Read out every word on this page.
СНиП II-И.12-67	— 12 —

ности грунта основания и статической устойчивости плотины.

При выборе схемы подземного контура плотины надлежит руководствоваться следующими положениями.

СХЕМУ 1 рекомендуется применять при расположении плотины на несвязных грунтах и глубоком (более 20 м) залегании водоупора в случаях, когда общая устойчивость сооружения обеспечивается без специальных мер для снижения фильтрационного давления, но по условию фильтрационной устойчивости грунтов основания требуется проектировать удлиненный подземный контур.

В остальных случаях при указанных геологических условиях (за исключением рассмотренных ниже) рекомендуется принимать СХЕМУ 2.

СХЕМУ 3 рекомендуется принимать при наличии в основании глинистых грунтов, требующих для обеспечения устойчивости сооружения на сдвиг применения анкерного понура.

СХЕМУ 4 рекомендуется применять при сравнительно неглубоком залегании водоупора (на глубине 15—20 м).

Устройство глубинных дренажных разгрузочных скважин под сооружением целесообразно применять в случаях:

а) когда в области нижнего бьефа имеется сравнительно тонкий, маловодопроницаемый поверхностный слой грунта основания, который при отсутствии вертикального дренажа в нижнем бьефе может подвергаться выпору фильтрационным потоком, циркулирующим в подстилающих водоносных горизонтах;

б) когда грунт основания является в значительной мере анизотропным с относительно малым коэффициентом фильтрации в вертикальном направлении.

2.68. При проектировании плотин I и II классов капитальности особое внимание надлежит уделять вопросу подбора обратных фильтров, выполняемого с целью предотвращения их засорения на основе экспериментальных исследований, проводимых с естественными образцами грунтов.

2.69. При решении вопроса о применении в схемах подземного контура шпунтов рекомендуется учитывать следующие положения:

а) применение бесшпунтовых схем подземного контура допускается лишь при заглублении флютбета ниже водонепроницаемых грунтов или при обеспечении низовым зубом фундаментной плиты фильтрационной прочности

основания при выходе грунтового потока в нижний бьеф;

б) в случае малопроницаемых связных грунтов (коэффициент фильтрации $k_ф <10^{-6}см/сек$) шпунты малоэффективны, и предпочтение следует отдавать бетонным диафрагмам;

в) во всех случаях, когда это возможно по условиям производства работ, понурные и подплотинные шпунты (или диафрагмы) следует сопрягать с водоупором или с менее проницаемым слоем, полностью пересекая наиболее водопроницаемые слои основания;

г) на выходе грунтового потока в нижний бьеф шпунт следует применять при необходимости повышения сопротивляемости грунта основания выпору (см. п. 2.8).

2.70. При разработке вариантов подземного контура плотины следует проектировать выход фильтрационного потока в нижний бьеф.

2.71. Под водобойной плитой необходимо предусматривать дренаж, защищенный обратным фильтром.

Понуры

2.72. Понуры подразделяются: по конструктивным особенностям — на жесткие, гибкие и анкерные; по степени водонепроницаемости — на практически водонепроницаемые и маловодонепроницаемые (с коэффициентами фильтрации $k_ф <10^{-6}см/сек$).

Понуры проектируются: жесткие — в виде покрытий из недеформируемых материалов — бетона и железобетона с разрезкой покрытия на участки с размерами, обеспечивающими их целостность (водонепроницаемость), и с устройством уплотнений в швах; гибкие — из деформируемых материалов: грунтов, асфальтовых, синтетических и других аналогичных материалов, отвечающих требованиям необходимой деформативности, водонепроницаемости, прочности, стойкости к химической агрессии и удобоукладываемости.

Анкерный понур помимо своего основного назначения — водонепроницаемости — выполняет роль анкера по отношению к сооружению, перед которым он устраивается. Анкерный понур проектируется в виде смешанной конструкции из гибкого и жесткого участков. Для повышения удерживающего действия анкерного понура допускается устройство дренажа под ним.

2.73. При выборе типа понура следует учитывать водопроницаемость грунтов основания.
++++++
**EXERCISE**
Give only the number of lines in the material above where the string "устойчивости" appears.

**FULL OUTPUT**
3